Dataset records -
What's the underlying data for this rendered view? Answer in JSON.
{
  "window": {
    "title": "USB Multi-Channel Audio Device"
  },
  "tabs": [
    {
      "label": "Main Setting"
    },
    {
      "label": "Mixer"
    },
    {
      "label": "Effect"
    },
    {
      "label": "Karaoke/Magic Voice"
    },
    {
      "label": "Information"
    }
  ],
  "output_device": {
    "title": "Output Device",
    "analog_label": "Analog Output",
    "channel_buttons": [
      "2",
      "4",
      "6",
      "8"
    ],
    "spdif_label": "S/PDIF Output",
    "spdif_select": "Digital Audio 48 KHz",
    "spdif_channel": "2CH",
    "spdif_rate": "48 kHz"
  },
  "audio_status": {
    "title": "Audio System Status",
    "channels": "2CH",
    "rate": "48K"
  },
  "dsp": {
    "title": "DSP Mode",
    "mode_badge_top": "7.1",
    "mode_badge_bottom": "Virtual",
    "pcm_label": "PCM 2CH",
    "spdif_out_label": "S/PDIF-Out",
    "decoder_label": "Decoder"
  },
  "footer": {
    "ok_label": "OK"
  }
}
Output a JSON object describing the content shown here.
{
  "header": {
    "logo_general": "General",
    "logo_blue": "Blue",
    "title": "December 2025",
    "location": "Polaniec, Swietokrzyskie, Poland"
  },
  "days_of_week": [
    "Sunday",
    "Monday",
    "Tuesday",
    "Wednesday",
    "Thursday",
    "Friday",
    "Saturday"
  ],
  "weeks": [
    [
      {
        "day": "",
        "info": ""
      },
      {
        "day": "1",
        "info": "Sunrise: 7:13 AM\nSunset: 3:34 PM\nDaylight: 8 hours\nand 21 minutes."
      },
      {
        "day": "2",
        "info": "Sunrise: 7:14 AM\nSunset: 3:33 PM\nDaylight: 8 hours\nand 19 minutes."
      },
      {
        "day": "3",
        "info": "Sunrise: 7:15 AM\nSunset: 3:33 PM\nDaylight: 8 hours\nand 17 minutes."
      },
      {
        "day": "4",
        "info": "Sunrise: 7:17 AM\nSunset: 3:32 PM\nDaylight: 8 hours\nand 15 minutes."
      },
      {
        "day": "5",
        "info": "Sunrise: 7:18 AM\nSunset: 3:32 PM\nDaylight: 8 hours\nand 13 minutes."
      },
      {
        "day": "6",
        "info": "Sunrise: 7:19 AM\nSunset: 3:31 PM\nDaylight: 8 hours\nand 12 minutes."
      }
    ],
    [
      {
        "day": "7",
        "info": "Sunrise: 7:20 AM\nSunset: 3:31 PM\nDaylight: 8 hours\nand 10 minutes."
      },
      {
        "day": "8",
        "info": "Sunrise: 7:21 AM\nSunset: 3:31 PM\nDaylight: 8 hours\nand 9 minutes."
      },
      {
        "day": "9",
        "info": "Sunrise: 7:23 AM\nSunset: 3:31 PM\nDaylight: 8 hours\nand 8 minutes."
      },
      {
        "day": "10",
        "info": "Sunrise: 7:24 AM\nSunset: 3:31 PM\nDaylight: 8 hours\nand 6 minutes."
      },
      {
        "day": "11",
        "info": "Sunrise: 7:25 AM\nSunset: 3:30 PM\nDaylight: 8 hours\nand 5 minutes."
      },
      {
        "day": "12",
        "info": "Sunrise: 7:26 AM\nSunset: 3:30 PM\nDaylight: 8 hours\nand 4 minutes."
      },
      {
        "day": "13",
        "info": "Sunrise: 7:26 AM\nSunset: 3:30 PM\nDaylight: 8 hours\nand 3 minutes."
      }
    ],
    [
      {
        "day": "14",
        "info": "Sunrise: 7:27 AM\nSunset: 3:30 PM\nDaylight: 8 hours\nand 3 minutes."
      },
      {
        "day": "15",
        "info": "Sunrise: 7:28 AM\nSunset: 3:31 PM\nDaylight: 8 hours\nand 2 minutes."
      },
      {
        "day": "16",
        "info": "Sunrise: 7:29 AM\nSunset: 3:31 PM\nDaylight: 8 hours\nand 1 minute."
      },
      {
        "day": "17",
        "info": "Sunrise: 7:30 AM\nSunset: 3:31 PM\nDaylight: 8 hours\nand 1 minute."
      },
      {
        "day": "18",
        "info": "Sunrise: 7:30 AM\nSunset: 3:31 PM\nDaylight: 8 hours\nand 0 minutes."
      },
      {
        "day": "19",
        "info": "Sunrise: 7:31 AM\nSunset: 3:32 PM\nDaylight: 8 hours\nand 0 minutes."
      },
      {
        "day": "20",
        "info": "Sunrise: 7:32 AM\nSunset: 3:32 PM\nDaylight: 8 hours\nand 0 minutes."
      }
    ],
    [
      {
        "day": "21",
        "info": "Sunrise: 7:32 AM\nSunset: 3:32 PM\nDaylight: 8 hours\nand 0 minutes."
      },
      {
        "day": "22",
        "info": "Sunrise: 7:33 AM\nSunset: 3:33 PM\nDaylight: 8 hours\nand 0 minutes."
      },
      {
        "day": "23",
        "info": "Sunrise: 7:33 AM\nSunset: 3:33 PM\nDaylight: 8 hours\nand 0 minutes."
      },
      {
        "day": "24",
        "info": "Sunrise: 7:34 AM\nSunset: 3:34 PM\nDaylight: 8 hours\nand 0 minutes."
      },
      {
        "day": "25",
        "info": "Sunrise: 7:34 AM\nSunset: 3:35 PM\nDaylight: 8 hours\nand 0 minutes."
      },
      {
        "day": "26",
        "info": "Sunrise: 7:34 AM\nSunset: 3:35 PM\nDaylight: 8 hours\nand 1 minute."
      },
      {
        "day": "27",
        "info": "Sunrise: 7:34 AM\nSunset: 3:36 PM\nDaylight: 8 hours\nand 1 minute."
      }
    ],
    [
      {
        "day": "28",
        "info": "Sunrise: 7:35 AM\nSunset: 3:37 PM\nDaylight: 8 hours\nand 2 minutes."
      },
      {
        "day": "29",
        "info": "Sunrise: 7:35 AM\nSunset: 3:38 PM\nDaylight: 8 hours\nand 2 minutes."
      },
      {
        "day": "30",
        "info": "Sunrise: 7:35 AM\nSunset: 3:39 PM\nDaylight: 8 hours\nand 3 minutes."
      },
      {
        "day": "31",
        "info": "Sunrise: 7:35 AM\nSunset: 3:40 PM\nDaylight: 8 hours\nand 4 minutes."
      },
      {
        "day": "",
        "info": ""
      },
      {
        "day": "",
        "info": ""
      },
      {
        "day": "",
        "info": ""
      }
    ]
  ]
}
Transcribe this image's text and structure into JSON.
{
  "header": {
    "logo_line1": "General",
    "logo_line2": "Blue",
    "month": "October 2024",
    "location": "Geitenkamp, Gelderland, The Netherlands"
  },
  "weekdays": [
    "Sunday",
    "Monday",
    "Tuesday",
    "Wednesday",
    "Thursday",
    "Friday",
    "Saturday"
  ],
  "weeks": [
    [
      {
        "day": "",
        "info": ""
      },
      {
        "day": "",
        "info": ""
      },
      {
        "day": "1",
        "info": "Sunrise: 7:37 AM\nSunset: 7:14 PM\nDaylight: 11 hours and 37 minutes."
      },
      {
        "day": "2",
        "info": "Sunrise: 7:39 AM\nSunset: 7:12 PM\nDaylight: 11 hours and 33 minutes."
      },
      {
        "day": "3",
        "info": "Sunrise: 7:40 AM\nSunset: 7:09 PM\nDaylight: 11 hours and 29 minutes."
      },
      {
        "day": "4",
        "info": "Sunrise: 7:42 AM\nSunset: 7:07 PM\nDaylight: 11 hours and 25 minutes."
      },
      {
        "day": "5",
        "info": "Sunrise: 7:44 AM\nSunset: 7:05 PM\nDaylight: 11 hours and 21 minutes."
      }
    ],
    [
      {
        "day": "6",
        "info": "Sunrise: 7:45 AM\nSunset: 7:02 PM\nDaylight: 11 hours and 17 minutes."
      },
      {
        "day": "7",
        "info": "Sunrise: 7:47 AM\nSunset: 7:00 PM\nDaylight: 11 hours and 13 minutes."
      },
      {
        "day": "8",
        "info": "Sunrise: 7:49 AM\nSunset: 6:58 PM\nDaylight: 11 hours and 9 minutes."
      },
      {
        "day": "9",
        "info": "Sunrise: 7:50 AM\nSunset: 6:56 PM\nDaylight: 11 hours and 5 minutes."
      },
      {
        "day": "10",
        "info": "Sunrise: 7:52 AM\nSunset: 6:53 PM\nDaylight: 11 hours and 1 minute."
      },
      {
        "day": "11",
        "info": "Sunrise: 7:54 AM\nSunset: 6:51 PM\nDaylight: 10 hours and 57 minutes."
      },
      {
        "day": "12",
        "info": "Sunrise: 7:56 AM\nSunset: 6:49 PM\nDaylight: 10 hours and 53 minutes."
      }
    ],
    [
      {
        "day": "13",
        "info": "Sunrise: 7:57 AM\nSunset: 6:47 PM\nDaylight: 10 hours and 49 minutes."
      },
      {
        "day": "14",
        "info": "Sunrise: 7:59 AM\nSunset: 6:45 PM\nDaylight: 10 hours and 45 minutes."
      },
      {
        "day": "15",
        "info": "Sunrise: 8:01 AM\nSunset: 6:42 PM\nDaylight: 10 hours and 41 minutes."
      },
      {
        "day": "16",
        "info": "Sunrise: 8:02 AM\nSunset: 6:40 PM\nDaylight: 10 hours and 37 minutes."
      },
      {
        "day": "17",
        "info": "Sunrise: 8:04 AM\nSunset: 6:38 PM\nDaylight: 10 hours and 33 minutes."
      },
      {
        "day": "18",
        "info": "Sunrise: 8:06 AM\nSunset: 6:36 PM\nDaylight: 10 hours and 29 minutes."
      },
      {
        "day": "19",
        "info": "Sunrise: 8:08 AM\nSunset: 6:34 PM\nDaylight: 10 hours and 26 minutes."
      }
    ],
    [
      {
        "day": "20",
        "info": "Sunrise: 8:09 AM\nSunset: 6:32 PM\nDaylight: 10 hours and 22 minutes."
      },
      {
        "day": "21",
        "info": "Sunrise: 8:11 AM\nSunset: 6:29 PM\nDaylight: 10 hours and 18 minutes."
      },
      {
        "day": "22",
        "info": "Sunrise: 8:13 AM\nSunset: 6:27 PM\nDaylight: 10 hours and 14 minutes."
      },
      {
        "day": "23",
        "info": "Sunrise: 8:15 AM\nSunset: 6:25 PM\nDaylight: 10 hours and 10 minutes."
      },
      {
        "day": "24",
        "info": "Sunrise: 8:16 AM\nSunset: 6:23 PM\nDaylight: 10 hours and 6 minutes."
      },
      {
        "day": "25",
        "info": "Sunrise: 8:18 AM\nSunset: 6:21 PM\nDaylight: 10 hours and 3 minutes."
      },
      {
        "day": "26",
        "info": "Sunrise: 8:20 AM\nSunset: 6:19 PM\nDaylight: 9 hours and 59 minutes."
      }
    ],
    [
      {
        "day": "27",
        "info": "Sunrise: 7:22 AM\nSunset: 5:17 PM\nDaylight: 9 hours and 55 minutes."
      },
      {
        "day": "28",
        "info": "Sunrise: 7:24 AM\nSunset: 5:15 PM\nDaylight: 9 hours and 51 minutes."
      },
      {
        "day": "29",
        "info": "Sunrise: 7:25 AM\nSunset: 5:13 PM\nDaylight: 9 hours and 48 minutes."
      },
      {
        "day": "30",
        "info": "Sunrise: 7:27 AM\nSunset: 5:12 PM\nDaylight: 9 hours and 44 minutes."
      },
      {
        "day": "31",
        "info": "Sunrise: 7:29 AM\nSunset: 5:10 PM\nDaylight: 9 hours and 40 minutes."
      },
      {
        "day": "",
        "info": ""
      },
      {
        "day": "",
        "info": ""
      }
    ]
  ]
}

WHAT IS NEEDED - Identify every line above with the string "title" in it. Copy those lines.

RESPONSE -
    "title": "USB Multi-Channel Audio Device"
    "title": "Output Device",
    "title": "Audio System Status",
    "title": "DSP Mode",
    "title": "December 2025",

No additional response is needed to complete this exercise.